Exercise requirements
Please reproduce the forum thread about Manjaro swap and zram word for word.

**** Source text

What did you mean by traditional swap partition? The Manjaro installer (thus) normally creates a swap partition based on how much ram is installed in your system. Could you post a description or gparted image of how exactly your system is partitioned? Are you sharing the /home partition in Netrunner with any other Linux install?

@leszek Where did you find out about what patches are back ported in Manjaro? Manjaro maintains their OWN kernels they don’t use upstream’s. Besides, I wasn’t questioning zram itself, just zramswap as it isn’t even available in the official Manjaro repositories. I have however found the zramctl and systemd-swap packages available though.

As manjaro is basing there kernels on upstream releases I simply assumed the version number of the kernel indicates the version of upstream kernel they were basing on.

Zram is zramswap or do you mean the script that creates the zram devices?

I’ve installed many, many times and I’ve tried to keep the disk layout as simple as possible. The root “/” partition is 10GiB, clean formatted as ext4 (no separate partitions for /home, /var etc). Most of the installs automatically used zram for swap. For the latest installs I removed zram and replaced with a dedicated 2GiB swap partition, formated with mkswap.

********
**** Records supplied

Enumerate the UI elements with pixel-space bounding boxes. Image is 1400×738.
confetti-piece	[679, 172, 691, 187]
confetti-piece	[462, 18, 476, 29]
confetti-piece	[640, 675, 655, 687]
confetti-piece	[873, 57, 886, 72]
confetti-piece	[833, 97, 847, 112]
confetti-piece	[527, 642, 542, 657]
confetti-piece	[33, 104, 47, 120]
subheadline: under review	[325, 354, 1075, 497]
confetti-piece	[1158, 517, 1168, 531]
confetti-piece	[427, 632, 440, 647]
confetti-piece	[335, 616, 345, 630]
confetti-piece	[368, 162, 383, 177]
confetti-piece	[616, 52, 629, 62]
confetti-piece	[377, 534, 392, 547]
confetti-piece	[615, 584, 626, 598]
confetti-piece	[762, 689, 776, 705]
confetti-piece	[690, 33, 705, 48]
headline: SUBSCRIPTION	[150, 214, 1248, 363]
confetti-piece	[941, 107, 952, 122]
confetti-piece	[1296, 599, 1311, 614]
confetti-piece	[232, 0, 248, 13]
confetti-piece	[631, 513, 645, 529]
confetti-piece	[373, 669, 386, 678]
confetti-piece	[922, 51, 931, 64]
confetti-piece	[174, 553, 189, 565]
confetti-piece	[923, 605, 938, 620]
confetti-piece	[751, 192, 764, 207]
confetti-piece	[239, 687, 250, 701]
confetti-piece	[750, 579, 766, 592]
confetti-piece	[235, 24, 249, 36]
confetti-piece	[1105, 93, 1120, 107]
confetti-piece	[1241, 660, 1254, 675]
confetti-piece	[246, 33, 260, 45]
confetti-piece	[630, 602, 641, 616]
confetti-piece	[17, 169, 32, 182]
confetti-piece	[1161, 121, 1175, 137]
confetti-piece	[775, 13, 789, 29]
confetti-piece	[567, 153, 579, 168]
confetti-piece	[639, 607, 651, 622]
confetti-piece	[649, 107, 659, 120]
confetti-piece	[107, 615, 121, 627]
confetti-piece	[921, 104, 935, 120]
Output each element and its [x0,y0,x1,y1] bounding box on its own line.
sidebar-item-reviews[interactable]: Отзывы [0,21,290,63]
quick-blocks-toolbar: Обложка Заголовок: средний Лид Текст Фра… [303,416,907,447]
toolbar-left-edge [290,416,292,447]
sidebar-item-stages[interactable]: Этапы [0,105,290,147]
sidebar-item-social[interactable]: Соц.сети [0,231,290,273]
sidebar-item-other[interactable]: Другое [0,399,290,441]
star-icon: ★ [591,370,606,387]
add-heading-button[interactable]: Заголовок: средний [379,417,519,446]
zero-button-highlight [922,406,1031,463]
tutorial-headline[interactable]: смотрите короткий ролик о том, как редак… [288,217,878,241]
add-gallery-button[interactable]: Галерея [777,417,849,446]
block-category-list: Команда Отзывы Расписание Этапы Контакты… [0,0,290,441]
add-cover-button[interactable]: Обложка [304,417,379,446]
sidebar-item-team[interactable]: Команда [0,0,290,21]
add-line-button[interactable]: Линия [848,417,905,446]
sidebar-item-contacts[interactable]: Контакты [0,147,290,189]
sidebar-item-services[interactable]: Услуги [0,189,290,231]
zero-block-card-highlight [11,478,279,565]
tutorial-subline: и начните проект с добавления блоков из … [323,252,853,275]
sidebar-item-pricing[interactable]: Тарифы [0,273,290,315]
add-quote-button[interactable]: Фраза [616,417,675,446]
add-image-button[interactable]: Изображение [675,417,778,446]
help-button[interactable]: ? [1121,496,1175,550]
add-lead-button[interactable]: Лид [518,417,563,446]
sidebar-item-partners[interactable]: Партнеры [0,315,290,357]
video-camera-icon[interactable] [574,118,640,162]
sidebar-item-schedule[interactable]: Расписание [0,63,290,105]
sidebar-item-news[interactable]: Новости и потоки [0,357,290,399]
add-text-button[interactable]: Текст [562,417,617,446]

********

Answer to this problem
What did you mean by traditional swap partition? The Manjaro installer (thus) normally creates a swap partition based on how much ram is installed in your system. Could you post a description or gparted image of how exactly your system is partitioned? Are you sharing the /home partition in Netrunner with any other Linux install?

@leszek Where did you find out about what patches are back ported in Manjaro? Manjaro maintains their OWN kernels they don’t use upstream’s. Besides, I wasn’t questioning zram itself, just zramswap as it isn’t even available in the official Manjaro repositories. I have however found the zramctl and systemd-swap packages available though.

As manjaro is basing there kernels on upstream releases I simply assumed the version number of the kernel indicates the version of upstream kernel they were basing on.

Zram is zramswap or do you mean the script that creates the zram devices?

I’ve installed many, many times and I’ve tried to keep the disk layout as simple as possible. The root “/” partition is 10GiB, clean formatted as ext4 (no separate partitions for /home, /var etc). Most of the installs automatically used zram for swap. For the latest installs I removed zram and replaced with a dedicated 2GiB swap partition, formated with mkswap.